The problem: Go through the material below, count the lines with the word "description", and reply with the count alone.

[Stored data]
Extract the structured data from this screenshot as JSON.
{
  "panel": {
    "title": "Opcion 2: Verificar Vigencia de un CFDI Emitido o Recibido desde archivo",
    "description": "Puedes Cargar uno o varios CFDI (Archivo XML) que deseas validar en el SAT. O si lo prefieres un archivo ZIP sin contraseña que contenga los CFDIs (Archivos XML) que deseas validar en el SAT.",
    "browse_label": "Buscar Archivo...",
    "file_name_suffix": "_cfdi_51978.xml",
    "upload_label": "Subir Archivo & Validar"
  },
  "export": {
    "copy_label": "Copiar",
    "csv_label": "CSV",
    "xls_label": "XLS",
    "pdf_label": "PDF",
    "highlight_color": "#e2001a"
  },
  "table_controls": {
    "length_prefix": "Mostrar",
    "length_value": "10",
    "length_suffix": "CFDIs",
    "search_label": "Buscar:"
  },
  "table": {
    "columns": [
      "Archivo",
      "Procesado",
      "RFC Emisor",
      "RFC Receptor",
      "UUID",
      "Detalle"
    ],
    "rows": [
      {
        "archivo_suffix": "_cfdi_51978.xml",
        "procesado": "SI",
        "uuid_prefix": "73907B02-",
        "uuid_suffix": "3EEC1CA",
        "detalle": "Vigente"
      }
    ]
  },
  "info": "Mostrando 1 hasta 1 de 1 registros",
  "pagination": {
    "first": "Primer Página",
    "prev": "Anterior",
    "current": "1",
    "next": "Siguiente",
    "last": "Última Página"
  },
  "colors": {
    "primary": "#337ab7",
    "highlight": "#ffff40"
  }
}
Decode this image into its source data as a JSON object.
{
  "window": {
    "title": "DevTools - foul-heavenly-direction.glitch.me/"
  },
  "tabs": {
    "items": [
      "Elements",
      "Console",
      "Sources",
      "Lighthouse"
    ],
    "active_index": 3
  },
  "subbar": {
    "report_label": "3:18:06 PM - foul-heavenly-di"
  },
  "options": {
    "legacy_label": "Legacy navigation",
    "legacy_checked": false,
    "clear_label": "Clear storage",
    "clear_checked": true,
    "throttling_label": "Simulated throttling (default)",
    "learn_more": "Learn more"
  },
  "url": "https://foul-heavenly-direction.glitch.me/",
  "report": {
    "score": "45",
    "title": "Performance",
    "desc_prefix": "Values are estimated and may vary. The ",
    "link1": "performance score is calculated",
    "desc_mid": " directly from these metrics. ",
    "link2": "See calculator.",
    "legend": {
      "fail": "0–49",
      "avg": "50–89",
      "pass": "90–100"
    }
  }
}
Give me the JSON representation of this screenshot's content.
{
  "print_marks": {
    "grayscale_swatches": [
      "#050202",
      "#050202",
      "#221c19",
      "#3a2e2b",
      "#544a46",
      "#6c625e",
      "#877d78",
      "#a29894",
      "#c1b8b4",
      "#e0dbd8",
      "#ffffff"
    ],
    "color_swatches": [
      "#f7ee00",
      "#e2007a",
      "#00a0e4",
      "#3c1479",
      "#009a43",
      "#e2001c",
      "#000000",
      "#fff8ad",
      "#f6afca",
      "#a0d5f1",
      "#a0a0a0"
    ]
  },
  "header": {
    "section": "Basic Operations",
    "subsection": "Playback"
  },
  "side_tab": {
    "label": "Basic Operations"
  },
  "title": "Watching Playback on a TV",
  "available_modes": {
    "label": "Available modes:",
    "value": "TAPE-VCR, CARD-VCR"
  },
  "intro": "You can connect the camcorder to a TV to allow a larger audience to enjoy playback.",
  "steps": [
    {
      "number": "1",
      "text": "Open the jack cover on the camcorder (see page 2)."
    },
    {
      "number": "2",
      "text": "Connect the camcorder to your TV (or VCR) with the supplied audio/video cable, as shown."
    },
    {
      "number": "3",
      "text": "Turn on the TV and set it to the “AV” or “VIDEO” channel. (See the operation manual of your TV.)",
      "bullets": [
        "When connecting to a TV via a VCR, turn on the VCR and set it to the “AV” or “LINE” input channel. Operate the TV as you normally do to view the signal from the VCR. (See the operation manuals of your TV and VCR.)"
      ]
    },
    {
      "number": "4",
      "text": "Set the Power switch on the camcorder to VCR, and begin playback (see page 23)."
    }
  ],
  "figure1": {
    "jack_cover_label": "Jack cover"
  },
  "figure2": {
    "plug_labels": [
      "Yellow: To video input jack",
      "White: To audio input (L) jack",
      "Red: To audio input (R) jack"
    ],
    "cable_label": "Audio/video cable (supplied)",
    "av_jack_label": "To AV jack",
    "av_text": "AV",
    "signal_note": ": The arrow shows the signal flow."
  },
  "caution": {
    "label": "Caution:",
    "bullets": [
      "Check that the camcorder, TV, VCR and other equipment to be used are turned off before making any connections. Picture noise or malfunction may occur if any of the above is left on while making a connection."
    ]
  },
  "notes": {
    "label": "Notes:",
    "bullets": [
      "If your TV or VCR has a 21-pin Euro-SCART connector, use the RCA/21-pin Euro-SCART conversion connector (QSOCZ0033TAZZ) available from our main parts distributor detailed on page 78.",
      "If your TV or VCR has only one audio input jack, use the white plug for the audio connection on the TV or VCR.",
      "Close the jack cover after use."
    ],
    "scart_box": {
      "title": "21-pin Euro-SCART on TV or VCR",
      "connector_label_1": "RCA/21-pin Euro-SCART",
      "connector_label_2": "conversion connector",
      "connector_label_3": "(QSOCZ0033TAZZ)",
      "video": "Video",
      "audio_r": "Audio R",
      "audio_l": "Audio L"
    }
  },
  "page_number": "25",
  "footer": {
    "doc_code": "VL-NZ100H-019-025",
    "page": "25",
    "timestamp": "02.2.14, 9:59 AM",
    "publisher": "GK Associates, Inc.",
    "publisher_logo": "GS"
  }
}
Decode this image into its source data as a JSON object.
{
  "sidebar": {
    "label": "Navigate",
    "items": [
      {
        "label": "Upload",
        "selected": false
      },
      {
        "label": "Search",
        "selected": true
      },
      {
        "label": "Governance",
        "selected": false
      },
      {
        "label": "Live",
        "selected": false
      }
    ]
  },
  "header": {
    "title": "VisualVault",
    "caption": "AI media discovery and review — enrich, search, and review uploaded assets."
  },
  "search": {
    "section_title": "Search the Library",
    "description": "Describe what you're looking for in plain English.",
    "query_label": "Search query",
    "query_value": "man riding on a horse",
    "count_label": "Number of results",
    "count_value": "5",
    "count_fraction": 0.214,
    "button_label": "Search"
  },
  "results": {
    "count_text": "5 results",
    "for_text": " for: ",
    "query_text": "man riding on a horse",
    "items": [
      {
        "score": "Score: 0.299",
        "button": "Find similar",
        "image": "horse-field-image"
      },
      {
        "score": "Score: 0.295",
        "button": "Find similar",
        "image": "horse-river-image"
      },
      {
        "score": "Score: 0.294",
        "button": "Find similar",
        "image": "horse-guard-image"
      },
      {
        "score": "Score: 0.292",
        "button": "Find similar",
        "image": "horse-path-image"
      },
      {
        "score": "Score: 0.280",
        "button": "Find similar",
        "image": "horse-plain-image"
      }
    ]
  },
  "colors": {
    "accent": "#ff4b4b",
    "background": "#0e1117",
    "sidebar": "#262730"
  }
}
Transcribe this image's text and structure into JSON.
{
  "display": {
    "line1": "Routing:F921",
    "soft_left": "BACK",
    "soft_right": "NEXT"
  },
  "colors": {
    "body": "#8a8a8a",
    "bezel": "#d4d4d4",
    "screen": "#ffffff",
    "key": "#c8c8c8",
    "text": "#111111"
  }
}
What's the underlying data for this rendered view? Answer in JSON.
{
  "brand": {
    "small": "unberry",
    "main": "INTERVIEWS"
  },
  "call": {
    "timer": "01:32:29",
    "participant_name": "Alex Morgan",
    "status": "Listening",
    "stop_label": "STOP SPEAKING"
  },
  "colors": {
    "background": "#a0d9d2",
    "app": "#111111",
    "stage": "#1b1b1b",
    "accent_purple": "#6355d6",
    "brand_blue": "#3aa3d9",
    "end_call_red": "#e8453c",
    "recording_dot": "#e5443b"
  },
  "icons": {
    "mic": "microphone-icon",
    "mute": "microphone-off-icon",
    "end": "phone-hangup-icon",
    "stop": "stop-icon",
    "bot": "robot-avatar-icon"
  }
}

Answer in full: 2